§ PROBLEM DESCRIPTION: All lines below must be repeated exactly, with the pictures omitted.

(Dataset entries)
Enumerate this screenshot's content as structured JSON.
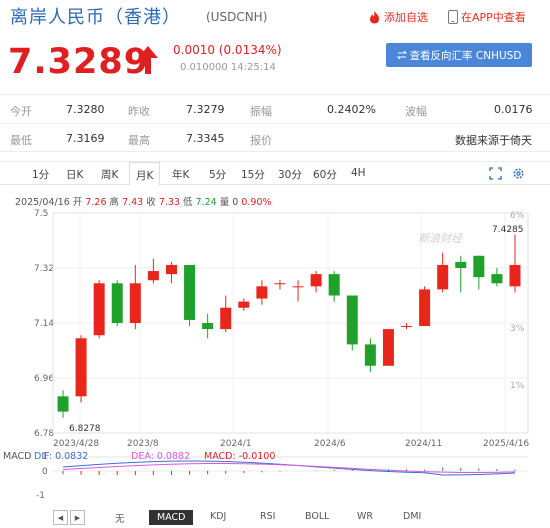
{
  "header": {
    "title": "离岸人民币（香港）",
    "code": "(USDCNH)",
    "add_watch": "添加自选",
    "app_view": "在APP中查看"
  },
  "quote": {
    "price": "7.3289",
    "change": "0.0010 (0.0134%)",
    "sub": "0.010000 14:25:14",
    "reverse_btn": "查看反向汇率 CNHUSD"
  },
  "stats": {
    "open_label": "今开",
    "open": "7.3280",
    "prev_label": "昨收",
    "prev": "7.3279",
    "amp_label": "振幅",
    "amp": "0.2402%",
    "wave_label": "波幅",
    "wave": "0.0176",
    "low_label": "最低",
    "low": "7.3169",
    "high_label": "最高",
    "high": "7.3345",
    "report_label": "报价",
    "source": "数据来源于倚天"
  },
  "tabs": [
    "1分",
    "日K",
    "周K",
    "月K",
    "年K",
    "5分",
    "15分",
    "30分",
    "60分",
    "4H"
  ],
  "active_tab": "月K",
  "ohlc": {
    "date": "2025/04/16",
    "open_label": "开",
    "open": "7.26",
    "high_label": "高",
    "high": "7.43",
    "close_label": "收",
    "close": "7.33",
    "low_label": "低",
    "low": "7.24",
    "vol_label": "量",
    "vol": "0",
    "pct": "0.90%"
  },
  "chart_data": {
    "type": "candlestick",
    "y_ticks": [
      "7.5",
      "7.32",
      "7.14",
      "6.96",
      "6.78"
    ],
    "y_pct_ticks": [
      "6%",
      "3%",
      "1%"
    ],
    "x_labels": [
      "2023/4/28",
      "2023/8",
      "2024/1",
      "2024/6",
      "2024/11",
      "2025/4/16"
    ],
    "ylim": [
      6.78,
      7.5
    ],
    "max_label": "7.4285",
    "min_label": "6.8278",
    "watermark": "新浪财经",
    "candles": [
      {
        "o": 6.9,
        "c": 6.85,
        "h": 6.92,
        "l": 6.83
      },
      {
        "o": 6.9,
        "c": 7.09,
        "h": 7.1,
        "l": 6.88
      },
      {
        "o": 7.1,
        "c": 7.27,
        "h": 7.28,
        "l": 7.09
      },
      {
        "o": 7.27,
        "c": 7.14,
        "h": 7.28,
        "l": 7.13
      },
      {
        "o": 7.14,
        "c": 7.27,
        "h": 7.33,
        "l": 7.12
      },
      {
        "o": 7.28,
        "c": 7.31,
        "h": 7.35,
        "l": 7.27
      },
      {
        "o": 7.3,
        "c": 7.33,
        "h": 7.34,
        "l": 7.27
      },
      {
        "o": 7.33,
        "c": 7.15,
        "h": 7.33,
        "l": 7.13
      },
      {
        "o": 7.14,
        "c": 7.12,
        "h": 7.17,
        "l": 7.09
      },
      {
        "o": 7.12,
        "c": 7.19,
        "h": 7.23,
        "l": 7.11
      },
      {
        "o": 7.19,
        "c": 7.21,
        "h": 7.22,
        "l": 7.18
      },
      {
        "o": 7.22,
        "c": 7.26,
        "h": 7.28,
        "l": 7.2
      },
      {
        "o": 7.27,
        "c": 7.27,
        "h": 7.28,
        "l": 7.25
      },
      {
        "o": 7.26,
        "c": 7.26,
        "h": 7.28,
        "l": 7.21
      },
      {
        "o": 7.26,
        "c": 7.3,
        "h": 7.31,
        "l": 7.24
      },
      {
        "o": 7.3,
        "c": 7.23,
        "h": 7.31,
        "l": 7.21
      },
      {
        "o": 7.23,
        "c": 7.07,
        "h": 7.23,
        "l": 7.05
      },
      {
        "o": 7.07,
        "c": 7.0,
        "h": 7.09,
        "l": 6.98
      },
      {
        "o": 7.0,
        "c": 7.12,
        "h": 7.12,
        "l": 7.0
      },
      {
        "o": 7.13,
        "c": 7.13,
        "h": 7.14,
        "l": 7.12
      },
      {
        "o": 7.13,
        "c": 7.25,
        "h": 7.26,
        "l": 7.13
      },
      {
        "o": 7.25,
        "c": 7.33,
        "h": 7.37,
        "l": 7.24
      },
      {
        "o": 7.34,
        "c": 7.32,
        "h": 7.36,
        "l": 7.24
      },
      {
        "o": 7.36,
        "c": 7.29,
        "h": 7.36,
        "l": 7.25
      },
      {
        "o": 7.3,
        "c": 7.27,
        "h": 7.32,
        "l": 7.26
      },
      {
        "o": 7.26,
        "c": 7.33,
        "h": 7.43,
        "l": 7.24
      }
    ]
  },
  "macd": {
    "label": "MACD",
    "dif": "DIF: 0.0832",
    "dea": "DEA: 0.0882",
    "macd": "MACD: -0.0100",
    "y_ticks": [
      "1",
      "0",
      "-1"
    ]
  },
  "bottom_tabs": [
    "无",
    "MACD",
    "KDJ",
    "RSI",
    "BOLL",
    "WR",
    "DMI"
  ],
  "colors": {
    "up": "#e8261b",
    "down": "#1fa12b",
    "accent": "#4a87d8"
  }
}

§ THE SOLUTION:
Enumerate this screenshot's content as structured JSON.
{
  "header": {
    "title": "离岸人民币（香港）",
    "code": "(USDCNH)",
    "add_watch": "添加自选",
    "app_view": "在APP中查看"
  },
  "quote": {
    "price": "7.3289",
    "change": "0.0010 (0.0134%)",
    "sub": "0.010000 14:25:14",
    "reverse_btn": "查看反向汇率 CNHUSD"
  },
  "stats": {
    "open_label": "今开",
    "open": "7.3280",
    "prev_label": "昨收",
    "prev": "7.3279",
    "amp_label": "振幅",
    "amp": "0.2402%",
    "wave_label": "波幅",
    "wave": "0.0176",
    "low_label": "最低",
    "low": "7.3169",
    "high_label": "最高",
    "high": "7.3345",
    "report_label": "报价",
    "source": "数据来源于倚天"
  },
  "tabs": [
    "1分",
    "日K",
    "周K",
    "月K",
    "年K",
    "5分",
    "15分",
    "30分",
    "60分",
    "4H"
  ],
  "active_tab": "月K",
  "ohlc": {
    "date": "2025/04/16",
    "open_label": "开",
    "open": "7.26",
    "high_label": "高",
    "high": "7.43",
    "close_label": "收",
    "close": "7.33",
    "low_label": "低",
    "low": "7.24",
    "vol_label": "量",
    "vol": "0",
    "pct": "0.90%"
  },
  "chart_data": {
    "type": "candlestick",
    "y_ticks": [
      "7.5",
      "7.32",
      "7.14",
      "6.96",
      "6.78"
    ],
    "y_pct_ticks": [
      "6%",
      "3%",
      "1%"
    ],
    "x_labels": [
      "2023/4/28",
      "2023/8",
      "2024/1",
      "2024/6",
      "2024/11",
      "2025/4/16"
    ],
    "ylim": [
      6.78,
      7.5
    ],
    "max_label": "7.4285",
    "min_label": "6.8278",
    "watermark": "新浪财经",
    "candles": [
      {
        "o": 6.9,
        "c": 6.85,
        "h": 6.92,
        "l": 6.83
      },
      {
        "o": 6.9,
        "c": 7.09,
        "h": 7.1,
        "l": 6.88
      },
      {
        "o": 7.1,
        "c": 7.27,
        "h": 7.28,
        "l": 7.09
      },
      {
        "o": 7.27,
        "c": 7.14,
        "h": 7.28,
        "l": 7.13
      },
      {
        "o": 7.14,
        "c": 7.27,
        "h": 7.33,
        "l": 7.12
      },
      {
        "o": 7.28,
        "c": 7.31,
        "h": 7.35,
        "l": 7.27
      },
      {
        "o": 7.3,
        "c": 7.33,
        "h": 7.34,
        "l": 7.27
      },
      {
        "o": 7.33,
        "c": 7.15,
        "h": 7.33,
        "l": 7.13
      },
      {
        "o": 7.14,
        "c": 7.12,
        "h": 7.17,
        "l": 7.09
      },
      {
        "o": 7.12,
        "c": 7.19,
        "h": 7.23,
        "l": 7.11
      },
      {
        "o": 7.19,
        "c": 7.21,
        "h": 7.22,
        "l": 7.18
      },
      {
        "o": 7.22,
        "c": 7.26,
        "h": 7.28,
        "l": 7.2
      },
      {
        "o": 7.27,
        "c": 7.27,
        "h": 7.28,
        "l": 7.25
      },
      {
        "o": 7.26,
        "c": 7.26,
        "h": 7.28,
        "l": 7.21
      },
      {
        "o": 7.26,
        "c": 7.3,
        "h": 7.31,
        "l": 7.24
      },
      {
        "o": 7.3,
        "c": 7.23,
        "h": 7.31,
        "l": 7.21
      },
      {
        "o": 7.23,
        "c": 7.07,
        "h": 7.23,
        "l": 7.05
      },
      {
        "o": 7.07,
        "c": 7.0,
        "h": 7.09,
        "l": 6.98
      },
      {
        "o": 7.0,
        "c": 7.12,
        "h": 7.12,
        "l": 7.0
      },
      {
        "o": 7.13,
        "c": 7.13,
        "h": 7.14,
        "l": 7.12
      },
      {
        "o": 7.13,
        "c": 7.25,
        "h": 7.26,
        "l": 7.13
      },
      {
        "o": 7.25,
        "c": 7.33,
        "h": 7.37,
        "l": 7.24
      },
      {
        "o": 7.34,
        "c": 7.32,
        "h": 7.36,
        "l": 7.24
      },
      {
        "o": 7.36,
        "c": 7.29,
        "h": 7.36,
        "l": 7.25
      },
      {
        "o": 7.3,
        "c": 7.27,
        "h": 7.32,
        "l": 7.26
      },
      {
        "o": 7.26,
        "c": 7.33,
        "h": 7.43,
        "l": 7.24
      }
    ]
  },
  "macd": {
    "label": "MACD",
    "dif": "DIF: 0.0832",
    "dea": "DEA: 0.0882",
    "macd": "MACD: -0.0100",
    "y_ticks": [
      "1",
      "0",
      "-1"
    ]
  },
  "bottom_tabs": [
    "无",
    "MACD",
    "KDJ",
    "RSI",
    "BOLL",
    "WR",
    "DMI"
  ],
  "colors": {
    "up": "#e8261b",
    "down": "#1fa12b",
    "accent": "#4a87d8"
  }
}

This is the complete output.